_What is asked_
What is the number of lines containing the string "this"? Answer with the number only.

_Data_

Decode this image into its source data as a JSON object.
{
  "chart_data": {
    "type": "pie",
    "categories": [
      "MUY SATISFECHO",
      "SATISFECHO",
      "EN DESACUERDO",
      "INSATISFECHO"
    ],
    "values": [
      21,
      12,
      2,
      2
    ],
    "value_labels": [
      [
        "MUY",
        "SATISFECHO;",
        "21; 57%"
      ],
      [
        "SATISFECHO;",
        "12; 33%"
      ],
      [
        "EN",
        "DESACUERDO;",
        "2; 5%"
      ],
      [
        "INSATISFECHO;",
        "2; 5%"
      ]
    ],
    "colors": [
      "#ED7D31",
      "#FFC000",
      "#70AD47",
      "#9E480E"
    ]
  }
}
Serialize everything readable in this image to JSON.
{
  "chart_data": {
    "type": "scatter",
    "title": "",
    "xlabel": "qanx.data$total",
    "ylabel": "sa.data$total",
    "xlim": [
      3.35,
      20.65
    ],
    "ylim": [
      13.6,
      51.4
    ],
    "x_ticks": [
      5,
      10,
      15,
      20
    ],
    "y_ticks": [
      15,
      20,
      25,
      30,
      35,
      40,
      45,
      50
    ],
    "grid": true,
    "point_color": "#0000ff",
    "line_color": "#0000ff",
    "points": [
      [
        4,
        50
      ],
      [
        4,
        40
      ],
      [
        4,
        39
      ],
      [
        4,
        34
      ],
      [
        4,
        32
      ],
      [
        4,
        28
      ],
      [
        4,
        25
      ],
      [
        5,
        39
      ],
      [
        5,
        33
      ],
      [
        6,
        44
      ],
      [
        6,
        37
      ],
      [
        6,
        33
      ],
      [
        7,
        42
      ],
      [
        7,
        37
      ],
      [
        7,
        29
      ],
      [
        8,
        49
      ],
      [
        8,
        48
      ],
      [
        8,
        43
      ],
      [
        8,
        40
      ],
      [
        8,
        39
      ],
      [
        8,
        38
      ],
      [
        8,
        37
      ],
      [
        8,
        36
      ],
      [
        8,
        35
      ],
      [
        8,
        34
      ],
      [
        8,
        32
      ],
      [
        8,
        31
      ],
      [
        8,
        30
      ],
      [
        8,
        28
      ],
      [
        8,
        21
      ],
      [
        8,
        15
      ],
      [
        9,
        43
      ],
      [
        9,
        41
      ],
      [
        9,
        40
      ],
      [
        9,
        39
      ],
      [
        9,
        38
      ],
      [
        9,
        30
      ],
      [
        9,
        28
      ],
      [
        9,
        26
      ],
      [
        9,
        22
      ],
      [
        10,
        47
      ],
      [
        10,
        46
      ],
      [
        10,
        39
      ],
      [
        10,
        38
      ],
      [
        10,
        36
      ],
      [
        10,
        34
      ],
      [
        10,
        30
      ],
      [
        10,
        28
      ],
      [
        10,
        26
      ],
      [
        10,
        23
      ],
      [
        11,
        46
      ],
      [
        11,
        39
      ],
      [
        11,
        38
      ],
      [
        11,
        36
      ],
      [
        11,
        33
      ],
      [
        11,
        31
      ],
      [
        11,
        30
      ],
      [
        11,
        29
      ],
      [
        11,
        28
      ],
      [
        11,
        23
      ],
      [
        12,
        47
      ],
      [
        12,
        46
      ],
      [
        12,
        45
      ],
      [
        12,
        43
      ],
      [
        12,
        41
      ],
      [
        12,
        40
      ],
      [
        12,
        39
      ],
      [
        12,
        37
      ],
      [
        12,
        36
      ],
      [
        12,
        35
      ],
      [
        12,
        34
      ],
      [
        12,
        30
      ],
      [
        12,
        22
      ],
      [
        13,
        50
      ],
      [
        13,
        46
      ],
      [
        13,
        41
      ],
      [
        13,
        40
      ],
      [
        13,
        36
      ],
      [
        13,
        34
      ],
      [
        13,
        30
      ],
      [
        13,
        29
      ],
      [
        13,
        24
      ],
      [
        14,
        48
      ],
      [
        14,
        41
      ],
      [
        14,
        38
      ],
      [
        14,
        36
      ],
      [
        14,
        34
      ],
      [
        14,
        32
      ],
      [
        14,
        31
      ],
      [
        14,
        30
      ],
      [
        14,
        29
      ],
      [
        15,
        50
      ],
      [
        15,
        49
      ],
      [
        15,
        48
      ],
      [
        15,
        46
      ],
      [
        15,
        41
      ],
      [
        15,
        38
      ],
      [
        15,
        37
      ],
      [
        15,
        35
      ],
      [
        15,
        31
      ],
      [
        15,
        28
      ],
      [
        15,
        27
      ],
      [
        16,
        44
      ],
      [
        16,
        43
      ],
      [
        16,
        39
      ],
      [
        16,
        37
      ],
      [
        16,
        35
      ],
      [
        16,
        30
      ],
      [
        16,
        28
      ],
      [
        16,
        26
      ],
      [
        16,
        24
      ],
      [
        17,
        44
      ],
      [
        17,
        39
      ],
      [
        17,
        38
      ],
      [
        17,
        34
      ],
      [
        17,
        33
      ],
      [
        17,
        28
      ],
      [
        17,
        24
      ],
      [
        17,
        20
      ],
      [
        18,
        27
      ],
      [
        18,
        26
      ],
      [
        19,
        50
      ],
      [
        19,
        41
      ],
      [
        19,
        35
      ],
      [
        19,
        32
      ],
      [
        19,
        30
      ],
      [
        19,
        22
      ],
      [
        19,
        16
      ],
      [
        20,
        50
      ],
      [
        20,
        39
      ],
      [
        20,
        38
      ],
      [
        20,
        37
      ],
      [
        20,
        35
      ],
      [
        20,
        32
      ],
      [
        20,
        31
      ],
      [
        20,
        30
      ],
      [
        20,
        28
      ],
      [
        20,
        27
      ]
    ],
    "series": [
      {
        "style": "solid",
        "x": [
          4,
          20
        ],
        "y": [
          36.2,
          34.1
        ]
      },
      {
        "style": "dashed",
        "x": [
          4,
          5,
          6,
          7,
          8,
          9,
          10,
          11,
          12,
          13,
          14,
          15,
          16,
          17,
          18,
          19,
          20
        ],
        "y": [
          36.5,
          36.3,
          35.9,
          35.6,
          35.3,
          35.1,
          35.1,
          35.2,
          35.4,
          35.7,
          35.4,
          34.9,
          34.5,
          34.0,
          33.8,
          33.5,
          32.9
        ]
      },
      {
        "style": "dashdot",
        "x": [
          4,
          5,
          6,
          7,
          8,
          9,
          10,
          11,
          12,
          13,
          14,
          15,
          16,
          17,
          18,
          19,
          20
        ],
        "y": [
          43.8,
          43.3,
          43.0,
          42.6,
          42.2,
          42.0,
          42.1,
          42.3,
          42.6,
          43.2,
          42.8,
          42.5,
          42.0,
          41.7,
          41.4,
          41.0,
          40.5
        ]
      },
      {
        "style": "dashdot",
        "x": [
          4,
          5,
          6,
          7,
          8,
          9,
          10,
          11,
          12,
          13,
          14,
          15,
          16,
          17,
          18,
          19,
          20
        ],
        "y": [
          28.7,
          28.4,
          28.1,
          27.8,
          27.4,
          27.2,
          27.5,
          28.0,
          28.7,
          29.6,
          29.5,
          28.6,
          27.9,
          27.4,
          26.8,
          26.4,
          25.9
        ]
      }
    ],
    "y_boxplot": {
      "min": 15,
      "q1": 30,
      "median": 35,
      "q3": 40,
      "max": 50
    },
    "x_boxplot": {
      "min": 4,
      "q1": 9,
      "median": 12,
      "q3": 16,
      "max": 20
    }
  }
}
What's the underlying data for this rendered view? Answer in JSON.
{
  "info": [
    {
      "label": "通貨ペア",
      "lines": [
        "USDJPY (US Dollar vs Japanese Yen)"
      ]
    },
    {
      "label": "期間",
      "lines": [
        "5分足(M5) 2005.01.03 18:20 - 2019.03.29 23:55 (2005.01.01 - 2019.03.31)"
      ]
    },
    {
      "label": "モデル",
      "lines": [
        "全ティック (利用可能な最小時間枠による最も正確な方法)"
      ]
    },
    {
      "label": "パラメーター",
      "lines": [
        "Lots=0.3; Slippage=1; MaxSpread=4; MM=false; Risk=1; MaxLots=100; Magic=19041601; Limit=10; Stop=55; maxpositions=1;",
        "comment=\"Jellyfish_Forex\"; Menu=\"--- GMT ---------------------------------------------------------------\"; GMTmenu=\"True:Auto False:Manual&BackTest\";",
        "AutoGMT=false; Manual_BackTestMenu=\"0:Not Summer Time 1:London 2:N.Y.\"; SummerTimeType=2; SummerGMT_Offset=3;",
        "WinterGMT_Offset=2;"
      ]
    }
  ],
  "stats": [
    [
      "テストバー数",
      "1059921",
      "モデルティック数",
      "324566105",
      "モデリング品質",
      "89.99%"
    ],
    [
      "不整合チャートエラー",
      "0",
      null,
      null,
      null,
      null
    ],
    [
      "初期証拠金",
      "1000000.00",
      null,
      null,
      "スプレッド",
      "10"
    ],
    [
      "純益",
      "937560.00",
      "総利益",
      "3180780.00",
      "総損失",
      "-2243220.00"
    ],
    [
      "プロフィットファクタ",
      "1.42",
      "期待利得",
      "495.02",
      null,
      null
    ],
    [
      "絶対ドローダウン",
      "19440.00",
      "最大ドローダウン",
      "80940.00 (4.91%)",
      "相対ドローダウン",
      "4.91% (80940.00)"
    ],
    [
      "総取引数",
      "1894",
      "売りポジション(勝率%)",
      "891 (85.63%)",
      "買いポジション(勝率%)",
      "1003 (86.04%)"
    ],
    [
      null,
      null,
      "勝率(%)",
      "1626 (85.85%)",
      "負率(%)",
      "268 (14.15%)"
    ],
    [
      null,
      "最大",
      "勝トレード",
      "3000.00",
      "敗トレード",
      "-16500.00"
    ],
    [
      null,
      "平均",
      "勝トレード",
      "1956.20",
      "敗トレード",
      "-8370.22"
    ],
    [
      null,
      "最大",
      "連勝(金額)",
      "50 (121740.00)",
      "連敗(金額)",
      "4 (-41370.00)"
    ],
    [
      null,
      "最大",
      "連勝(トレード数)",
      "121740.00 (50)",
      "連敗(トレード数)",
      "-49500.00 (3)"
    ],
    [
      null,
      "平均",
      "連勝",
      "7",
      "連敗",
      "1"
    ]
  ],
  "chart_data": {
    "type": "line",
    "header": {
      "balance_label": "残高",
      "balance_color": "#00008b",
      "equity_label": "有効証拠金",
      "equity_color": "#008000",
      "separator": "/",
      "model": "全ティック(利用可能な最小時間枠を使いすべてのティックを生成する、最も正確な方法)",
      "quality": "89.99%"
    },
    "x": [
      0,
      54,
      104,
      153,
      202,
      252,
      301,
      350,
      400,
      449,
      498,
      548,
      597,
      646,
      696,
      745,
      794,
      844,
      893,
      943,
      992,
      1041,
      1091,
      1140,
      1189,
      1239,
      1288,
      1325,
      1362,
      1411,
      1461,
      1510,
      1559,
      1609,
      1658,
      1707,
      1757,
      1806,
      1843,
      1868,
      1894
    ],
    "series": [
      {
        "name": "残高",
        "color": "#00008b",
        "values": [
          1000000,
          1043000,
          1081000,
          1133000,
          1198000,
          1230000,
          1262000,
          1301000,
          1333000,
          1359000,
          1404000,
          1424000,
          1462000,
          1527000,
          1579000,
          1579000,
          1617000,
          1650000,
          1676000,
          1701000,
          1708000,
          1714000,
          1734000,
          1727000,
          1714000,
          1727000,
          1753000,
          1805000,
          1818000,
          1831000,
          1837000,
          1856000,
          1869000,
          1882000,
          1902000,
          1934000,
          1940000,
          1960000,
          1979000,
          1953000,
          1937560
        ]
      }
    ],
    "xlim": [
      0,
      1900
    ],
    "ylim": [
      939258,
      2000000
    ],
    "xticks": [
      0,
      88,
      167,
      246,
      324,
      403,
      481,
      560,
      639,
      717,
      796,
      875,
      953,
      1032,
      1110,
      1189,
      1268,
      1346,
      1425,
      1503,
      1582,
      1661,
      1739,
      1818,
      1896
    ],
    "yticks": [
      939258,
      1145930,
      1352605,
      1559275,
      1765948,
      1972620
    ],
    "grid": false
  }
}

_Full output_
3